* **Passage provided**:
Artists and performers using the space in summer 2021 said they're thrilled to be part of what could be called an experiment. Socially distanced seating at each stage will be for about 145 people, and there'll be a sound system — shows shut down at 10 p.m. for neighborhood consideration — as well as food and beverages from nearby patrons (including Fit Foods). Portland State has provided the lighting; Portland Opera has provided stages. Fuller Events will help with bathrooms, gate and more.

Non-vaccinated people are asked to wear masks.

"We have loved the experience of coming together in a collaborative nature," Dance Wire's Emily Running said. "This is part of what Charlene, especially, envisioned. She has been such a champion for arts organizations. They recognize the asset they have, the property, and they're helping out arts organizations.

"Not a lot of people are comfortable being in a theater right now. This is one of the few opportunities to engage with people. Nothing is happening on the stages that people go to, they're dark. We had to create an entire venue outside. That's no small feat."

Described as Portland's dance hub, Dance Wire will open the series Wednesday to Saturday, July 21 to 24, with a festival called "Momentum," which highlights 10 dance "ambassadors" of all different styles. Classes will be provided. Dance Wire contributes communication and curation to the Old Moody Stages project.

The dance company Push/Fold has been added to the lineup, July 30 to 31, after the Dance Wire show. More companies could sign on for available days. The rest of the schedule:

• Profile Theatre presents an early play by Pulitzer Prize-winner Paula Vogel, called "The Oldest Profession," Aug. 5-15, about aging practitioners of the oldest profession (sex work) who are faced with a diminishing clientele, increased competition for their niche market, and aching joints. Portland Opera also will bring their acclaimed Opera a la Cart for a pre-show performance Friday, Aug. 6.

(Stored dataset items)
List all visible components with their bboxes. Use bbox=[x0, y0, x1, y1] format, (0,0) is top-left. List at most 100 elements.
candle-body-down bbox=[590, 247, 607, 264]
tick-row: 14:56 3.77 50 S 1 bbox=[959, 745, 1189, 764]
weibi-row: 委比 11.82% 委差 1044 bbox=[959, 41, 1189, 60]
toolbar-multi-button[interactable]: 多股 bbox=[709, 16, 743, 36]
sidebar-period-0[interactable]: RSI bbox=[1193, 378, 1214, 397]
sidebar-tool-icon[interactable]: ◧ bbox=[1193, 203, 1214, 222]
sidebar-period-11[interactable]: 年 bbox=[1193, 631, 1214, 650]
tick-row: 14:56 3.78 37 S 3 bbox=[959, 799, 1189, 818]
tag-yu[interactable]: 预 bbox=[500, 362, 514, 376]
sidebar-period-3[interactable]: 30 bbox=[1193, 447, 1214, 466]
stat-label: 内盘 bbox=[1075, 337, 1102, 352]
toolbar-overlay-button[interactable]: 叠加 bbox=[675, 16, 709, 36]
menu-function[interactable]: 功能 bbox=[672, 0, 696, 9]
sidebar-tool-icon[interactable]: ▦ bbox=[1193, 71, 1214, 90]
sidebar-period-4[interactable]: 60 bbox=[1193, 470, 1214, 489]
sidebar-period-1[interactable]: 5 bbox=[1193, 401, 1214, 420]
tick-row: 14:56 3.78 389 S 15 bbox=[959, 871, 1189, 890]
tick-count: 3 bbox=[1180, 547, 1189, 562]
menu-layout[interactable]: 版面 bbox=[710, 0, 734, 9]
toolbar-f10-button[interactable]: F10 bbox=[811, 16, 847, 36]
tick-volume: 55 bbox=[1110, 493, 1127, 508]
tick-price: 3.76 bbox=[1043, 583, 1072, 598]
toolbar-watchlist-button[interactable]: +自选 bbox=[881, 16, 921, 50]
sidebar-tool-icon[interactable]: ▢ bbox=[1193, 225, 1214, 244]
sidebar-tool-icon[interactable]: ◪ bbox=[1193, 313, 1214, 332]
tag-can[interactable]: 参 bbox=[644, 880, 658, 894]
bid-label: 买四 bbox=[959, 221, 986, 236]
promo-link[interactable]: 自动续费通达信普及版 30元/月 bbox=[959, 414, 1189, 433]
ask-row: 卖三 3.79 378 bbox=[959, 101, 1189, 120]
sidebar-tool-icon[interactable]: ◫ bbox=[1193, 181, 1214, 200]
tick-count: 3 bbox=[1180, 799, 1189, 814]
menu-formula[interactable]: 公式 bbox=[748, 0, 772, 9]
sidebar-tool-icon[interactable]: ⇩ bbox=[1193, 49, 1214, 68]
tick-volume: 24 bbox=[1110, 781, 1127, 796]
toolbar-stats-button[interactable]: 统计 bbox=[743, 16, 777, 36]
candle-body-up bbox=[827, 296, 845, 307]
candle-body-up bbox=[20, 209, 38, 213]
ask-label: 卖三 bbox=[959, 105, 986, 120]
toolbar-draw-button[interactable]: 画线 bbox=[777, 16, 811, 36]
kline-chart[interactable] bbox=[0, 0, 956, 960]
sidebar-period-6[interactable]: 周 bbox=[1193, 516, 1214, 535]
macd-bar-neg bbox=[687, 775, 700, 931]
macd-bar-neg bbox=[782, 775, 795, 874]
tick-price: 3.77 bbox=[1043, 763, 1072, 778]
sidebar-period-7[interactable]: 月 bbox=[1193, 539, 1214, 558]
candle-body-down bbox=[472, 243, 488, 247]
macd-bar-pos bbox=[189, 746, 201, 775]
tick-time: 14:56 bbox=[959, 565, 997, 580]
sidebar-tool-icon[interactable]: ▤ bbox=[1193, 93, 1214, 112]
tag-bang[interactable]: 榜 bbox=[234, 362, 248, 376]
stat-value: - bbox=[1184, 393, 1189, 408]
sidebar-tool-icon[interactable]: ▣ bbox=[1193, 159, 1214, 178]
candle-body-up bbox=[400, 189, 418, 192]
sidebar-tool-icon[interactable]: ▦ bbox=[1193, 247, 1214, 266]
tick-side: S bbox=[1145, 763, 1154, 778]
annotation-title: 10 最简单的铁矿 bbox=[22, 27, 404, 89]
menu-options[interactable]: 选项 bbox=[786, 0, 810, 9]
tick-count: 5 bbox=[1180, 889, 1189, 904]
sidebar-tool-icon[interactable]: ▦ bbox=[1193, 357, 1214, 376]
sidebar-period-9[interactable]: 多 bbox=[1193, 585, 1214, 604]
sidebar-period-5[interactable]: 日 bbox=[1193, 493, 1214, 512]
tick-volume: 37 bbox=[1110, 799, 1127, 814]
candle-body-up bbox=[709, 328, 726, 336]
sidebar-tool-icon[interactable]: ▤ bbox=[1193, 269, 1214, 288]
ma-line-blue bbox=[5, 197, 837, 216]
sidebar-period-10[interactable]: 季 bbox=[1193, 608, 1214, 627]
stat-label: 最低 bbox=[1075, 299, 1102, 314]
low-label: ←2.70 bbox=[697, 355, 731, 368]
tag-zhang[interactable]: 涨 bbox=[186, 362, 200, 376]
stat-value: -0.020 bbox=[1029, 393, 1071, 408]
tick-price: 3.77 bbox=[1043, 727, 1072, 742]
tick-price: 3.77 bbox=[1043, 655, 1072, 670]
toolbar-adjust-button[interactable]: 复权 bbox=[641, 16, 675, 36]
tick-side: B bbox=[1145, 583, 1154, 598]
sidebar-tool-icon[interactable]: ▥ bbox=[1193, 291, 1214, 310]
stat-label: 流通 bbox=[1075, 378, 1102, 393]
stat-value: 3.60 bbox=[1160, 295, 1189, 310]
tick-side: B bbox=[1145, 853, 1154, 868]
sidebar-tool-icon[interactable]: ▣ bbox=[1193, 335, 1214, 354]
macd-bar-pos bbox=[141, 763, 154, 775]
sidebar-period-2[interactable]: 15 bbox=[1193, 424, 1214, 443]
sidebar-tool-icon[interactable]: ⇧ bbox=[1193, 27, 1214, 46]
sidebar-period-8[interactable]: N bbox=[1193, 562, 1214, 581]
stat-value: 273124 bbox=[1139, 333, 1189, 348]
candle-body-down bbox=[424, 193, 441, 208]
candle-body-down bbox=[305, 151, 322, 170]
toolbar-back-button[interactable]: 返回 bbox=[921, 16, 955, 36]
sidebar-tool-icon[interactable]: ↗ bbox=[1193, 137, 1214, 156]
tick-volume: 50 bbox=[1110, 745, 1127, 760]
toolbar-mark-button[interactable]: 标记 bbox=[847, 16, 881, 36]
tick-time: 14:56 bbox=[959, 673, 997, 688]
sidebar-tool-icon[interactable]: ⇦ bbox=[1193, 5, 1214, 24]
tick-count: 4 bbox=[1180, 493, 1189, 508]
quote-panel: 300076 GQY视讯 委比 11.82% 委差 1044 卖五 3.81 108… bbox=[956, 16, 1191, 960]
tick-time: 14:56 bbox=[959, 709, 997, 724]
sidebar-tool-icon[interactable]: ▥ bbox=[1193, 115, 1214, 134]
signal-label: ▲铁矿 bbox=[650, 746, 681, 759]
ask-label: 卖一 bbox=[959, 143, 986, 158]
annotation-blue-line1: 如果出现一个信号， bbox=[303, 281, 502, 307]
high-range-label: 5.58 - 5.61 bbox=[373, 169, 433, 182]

* **Task objective**: Write out the part of the Old Moody Stages article above from "Described as Portland's" up to and including "Moody Stages project.", copying it word for word.

* **Response to the task**:
Described as Portland's dance hub, Dance Wire will open the series Wednesday to Saturday, July 21 to 24, with a festival called "Momentum," which highlights 10 dance "ambassadors" of all different styles. Classes will be provided. Dance Wire contributes communication and curation to the Old Moody Stages project.